■ QUOTED PASSAGE:

--- Start ---

Parent-child interaction goes a really long way in child development and if you ever get the chance, it's worth sitting in on a session (whether your child needs extra help or not). A large part of the work my wife does is around enabling parents to assist kids that need more input (through no fault of the parents themselves).

Expected the walrus to be the logo due to an obscure meme. Was not disappointed.
If others are curious: http://knowyourmeme.com/memes/wordbank-walrus

In a vocabulary quiz, a kid interpreted the header "wordbank" as one of the choices.

Looks like the interactivity is running in R Shiny; and I'm hitting "License Quota Reached" errors.
Yes, thanks for your interest - we only have 50 concurrent users licensed. Never thought we'd get this much interest. :)
Would it be possible to mirror just the data somewhere else, such as S3?

I don't need the R code, but this sounds like it would make good companion data to my own wordfreq [1]. It would be interesting to see which words are learned early but relatively uncommon in corpora, and generally to be able to measure differences in register between child and adult language.

[1] https://github.com/LuminosoInsight/wordfreq

Very cool!

All our code is at http://github.com/langcog/wordbank and you can access the database directly using the wordbankr R package (on cran).

A paper doing something similar to what you describe is in prep, with a conference version here:

http://langcog.stanford.edu/papers_new/braginsky-2016-underr...

--- End ---

■ EXERCISE AIM: Write the next few posts of the forum thread above about Wordbank, the child vocabulary database, starting after its final link.

■ ROWS:
--- Start ---

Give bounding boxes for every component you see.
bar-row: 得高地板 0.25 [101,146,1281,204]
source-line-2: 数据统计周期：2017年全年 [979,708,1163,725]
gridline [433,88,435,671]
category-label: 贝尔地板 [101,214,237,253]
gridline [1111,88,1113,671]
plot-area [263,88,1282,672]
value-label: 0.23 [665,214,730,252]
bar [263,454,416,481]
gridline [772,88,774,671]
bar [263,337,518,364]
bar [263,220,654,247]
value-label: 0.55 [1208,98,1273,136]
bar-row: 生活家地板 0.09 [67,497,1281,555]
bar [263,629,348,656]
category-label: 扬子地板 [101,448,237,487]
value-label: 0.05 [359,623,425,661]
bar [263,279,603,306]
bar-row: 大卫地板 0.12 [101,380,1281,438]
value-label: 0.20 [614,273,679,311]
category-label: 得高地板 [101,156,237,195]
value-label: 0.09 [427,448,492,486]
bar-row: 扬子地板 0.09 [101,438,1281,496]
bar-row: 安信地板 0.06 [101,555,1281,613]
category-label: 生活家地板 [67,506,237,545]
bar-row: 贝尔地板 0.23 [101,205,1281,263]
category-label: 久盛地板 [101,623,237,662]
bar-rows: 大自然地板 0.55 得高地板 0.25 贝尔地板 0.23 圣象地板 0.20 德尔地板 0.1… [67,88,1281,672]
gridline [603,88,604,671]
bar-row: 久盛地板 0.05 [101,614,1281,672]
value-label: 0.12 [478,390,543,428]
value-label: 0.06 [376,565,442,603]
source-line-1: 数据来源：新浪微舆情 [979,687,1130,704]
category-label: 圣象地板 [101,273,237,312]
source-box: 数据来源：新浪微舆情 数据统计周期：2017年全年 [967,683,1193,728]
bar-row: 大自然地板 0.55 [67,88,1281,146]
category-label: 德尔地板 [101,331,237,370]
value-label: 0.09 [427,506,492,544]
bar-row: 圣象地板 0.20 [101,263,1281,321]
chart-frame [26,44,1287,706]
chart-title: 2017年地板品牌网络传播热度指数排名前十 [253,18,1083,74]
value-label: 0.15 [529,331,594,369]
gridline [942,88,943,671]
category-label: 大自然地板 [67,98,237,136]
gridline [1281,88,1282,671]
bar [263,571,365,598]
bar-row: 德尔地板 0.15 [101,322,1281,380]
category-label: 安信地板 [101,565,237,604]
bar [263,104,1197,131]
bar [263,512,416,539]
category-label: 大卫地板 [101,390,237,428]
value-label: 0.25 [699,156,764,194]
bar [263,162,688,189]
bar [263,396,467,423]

--- End ---

■ RESULT OF THIS TASK:
we have an R package which you can use to access the data: https://github.com/langcog/wordbankr

we've done some analyses predicting words' learnability from frequency and other factors: http://langcog.stanford.edu/papers_new/braginsky-2016-underr...

Comparing Swedish/Danish/English in the vocab:

http://wordbank.stanford.edu/analyses?name=vocab_norms

Seems like data sample is too small to infer anything useful for Swedish.. but comparing Danish and English is interesting. Seems like Danes outperform or English kids underperform. Would be interesting to understand what the major driver is for the effect.

Hi, original researcher here - these forms have different words and different numbers of items, so it's complicated to compare absolute proportions across languages. I wouldn't infer that there are differences between populations from differences in the norms.
Thank you! Appreciate the answer!
Semi-related question: if anyone knows of something similar for physics or chemistry (for a bit older kids) would appreciate it!
Funny how it says English and English(British) in those coloured bubbles :)